[Collected data entries]
-- START --

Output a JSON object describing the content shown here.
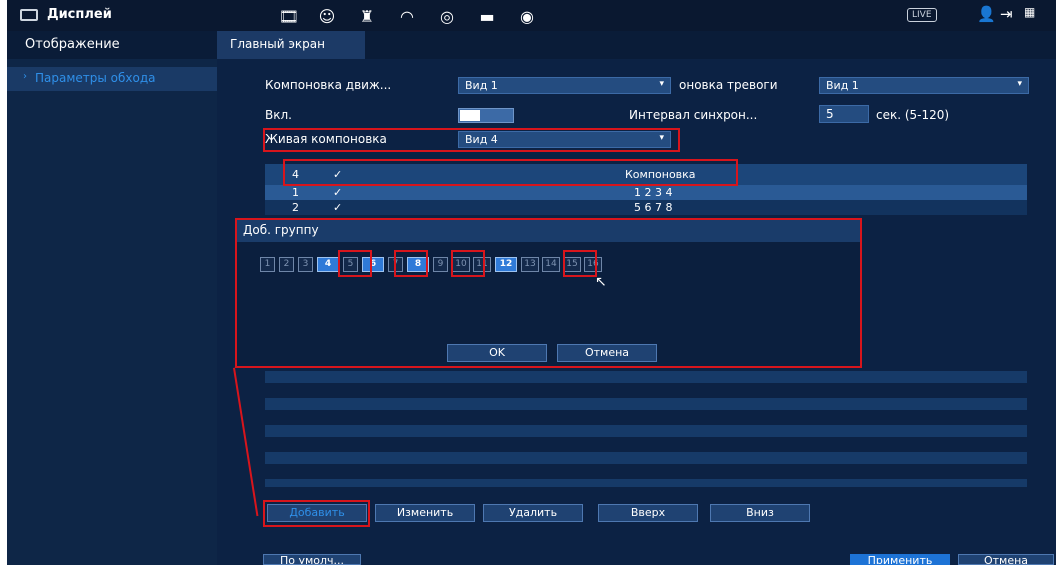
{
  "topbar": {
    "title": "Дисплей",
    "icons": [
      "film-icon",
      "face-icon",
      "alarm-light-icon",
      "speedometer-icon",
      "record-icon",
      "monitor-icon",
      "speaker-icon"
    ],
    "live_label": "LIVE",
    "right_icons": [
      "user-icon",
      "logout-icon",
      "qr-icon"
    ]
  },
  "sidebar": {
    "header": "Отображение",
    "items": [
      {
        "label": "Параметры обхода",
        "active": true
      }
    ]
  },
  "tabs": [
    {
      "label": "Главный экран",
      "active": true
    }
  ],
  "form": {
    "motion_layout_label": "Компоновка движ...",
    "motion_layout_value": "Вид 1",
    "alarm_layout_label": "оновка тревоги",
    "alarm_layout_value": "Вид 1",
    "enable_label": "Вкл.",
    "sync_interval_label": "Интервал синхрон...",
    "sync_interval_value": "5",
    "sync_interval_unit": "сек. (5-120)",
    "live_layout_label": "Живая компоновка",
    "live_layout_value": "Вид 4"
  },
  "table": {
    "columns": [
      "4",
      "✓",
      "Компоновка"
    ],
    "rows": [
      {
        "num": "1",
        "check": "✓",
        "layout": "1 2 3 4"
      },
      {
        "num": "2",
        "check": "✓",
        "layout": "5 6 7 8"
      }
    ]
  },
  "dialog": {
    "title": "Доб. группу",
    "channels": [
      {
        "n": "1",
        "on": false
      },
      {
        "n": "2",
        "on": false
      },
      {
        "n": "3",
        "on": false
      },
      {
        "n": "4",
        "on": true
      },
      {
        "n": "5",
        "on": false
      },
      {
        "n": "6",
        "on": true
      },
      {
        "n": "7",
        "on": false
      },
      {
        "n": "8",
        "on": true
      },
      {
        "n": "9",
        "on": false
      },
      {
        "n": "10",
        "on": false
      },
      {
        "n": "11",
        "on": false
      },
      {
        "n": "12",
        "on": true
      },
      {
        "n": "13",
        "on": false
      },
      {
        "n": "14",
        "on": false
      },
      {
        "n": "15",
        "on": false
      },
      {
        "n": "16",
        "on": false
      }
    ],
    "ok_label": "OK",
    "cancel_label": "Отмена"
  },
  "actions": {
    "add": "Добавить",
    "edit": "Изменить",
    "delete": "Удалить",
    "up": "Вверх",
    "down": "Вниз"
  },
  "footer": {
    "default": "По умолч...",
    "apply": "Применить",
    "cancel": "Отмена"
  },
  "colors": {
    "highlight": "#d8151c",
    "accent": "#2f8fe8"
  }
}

-- END --

> [DIRECTION]: Repeat the material above in full and unchanged, minus its images.

> [RESPONSE]:
Output a JSON object describing the content shown here.
{
  "topbar": {
    "title": "Дисплей",
    "icons": [
      "film-icon",
      "face-icon",
      "alarm-light-icon",
      "speedometer-icon",
      "record-icon",
      "monitor-icon",
      "speaker-icon"
    ],
    "live_label": "LIVE",
    "right_icons": [
      "user-icon",
      "logout-icon",
      "qr-icon"
    ]
  },
  "sidebar": {
    "header": "Отображение",
    "items": [
      {
        "label": "Параметры обхода",
        "active": true
      }
    ]
  },
  "tabs": [
    {
      "label": "Главный экран",
      "active": true
    }
  ],
  "form": {
    "motion_layout_label": "Компоновка движ...",
    "motion_layout_value": "Вид 1",
    "alarm_layout_label": "оновка тревоги",
    "alarm_layout_value": "Вид 1",
    "enable_label": "Вкл.",
    "sync_interval_label": "Интервал синхрон...",
    "sync_interval_value": "5",
    "sync_interval_unit": "сек. (5-120)",
    "live_layout_label": "Живая компоновка",
    "live_layout_value": "Вид 4"
  },
  "table": {
    "columns": [
      "4",
      "✓",
      "Компоновка"
    ],
    "rows": [
      {
        "num": "1",
        "check": "✓",
        "layout": "1 2 3 4"
      },
      {
        "num": "2",
        "check": "✓",
        "layout": "5 6 7 8"
      }
    ]
  },
  "dialog": {
    "title": "Доб. группу",
    "channels": [
      {
        "n": "1",
        "on": false
      },
      {
        "n": "2",
        "on": false
      },
      {
        "n": "3",
        "on": false
      },
      {
        "n": "4",
        "on": true
      },
      {
        "n": "5",
        "on": false
      },
      {
        "n": "6",
        "on": true
      },
      {
        "n": "7",
        "on": false
      },
      {
        "n": "8",
        "on": true
      },
      {
        "n": "9",
        "on": false
      },
      {
        "n": "10",
        "on": false
      },
      {
        "n": "11",
        "on": false
      },
      {
        "n": "12",
        "on": true
      },
      {
        "n": "13",
        "on": false
      },
      {
        "n": "14",
        "on": false
      },
      {
        "n": "15",
        "on": false
      },
      {
        "n": "16",
        "on": false
      }
    ],
    "ok_label": "OK",
    "cancel_label": "Отмена"
  },
  "actions": {
    "add": "Добавить",
    "edit": "Изменить",
    "delete": "Удалить",
    "up": "Вверх",
    "down": "Вниз"
  },
  "footer": {
    "default": "По умолч...",
    "apply": "Применить",
    "cancel": "Отмена"
  },
  "colors": {
    "highlight": "#d8151c",
    "accent": "#2f8fe8"
  }
}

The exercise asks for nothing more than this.